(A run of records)
[START]
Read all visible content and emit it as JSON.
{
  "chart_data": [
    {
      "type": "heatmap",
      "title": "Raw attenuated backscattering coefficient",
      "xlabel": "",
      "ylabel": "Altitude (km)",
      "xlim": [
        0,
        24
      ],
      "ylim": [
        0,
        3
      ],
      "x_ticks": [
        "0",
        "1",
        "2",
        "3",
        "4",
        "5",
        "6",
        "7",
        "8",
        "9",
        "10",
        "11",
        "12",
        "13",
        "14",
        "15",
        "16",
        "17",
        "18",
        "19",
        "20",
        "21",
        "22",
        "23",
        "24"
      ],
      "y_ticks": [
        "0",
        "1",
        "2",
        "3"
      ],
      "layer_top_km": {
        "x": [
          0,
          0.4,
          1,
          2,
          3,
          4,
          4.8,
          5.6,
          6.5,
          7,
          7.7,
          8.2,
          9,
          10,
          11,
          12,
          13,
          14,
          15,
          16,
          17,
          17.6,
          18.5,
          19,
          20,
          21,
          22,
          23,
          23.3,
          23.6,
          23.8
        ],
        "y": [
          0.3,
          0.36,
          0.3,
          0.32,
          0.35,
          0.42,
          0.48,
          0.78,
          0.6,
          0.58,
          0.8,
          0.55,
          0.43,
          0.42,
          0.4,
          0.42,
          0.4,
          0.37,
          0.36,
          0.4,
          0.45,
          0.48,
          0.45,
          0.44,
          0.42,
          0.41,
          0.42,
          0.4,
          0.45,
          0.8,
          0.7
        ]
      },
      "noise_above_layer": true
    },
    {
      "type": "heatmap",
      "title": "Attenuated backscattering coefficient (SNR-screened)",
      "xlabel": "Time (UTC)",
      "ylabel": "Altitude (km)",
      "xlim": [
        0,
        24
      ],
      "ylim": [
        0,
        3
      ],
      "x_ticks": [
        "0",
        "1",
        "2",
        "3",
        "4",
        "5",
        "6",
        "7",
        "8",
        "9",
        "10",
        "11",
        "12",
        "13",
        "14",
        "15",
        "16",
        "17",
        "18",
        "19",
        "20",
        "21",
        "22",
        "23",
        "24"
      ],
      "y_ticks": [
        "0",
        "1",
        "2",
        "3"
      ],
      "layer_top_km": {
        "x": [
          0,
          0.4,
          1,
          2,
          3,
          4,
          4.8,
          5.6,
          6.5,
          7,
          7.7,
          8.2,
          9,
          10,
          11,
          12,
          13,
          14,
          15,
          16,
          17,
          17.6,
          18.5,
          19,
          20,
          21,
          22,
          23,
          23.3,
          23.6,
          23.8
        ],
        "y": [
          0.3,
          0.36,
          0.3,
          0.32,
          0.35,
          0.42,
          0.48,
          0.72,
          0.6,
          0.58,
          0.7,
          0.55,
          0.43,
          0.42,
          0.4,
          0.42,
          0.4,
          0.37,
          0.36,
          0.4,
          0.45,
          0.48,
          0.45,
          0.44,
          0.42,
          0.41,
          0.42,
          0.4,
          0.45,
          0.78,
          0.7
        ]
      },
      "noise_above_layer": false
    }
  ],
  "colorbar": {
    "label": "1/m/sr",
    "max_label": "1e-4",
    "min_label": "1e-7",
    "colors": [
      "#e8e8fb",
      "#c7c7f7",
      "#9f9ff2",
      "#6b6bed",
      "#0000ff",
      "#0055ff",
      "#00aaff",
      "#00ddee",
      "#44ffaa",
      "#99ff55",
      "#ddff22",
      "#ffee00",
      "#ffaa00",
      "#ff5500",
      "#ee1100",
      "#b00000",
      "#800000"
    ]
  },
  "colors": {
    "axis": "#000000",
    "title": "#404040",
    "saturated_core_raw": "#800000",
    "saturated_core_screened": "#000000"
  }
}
[END]
WORK TO COMPLETE =
Only the number is needed here: how many lines of the records contain "title"?

OUTPUT BELOW =
3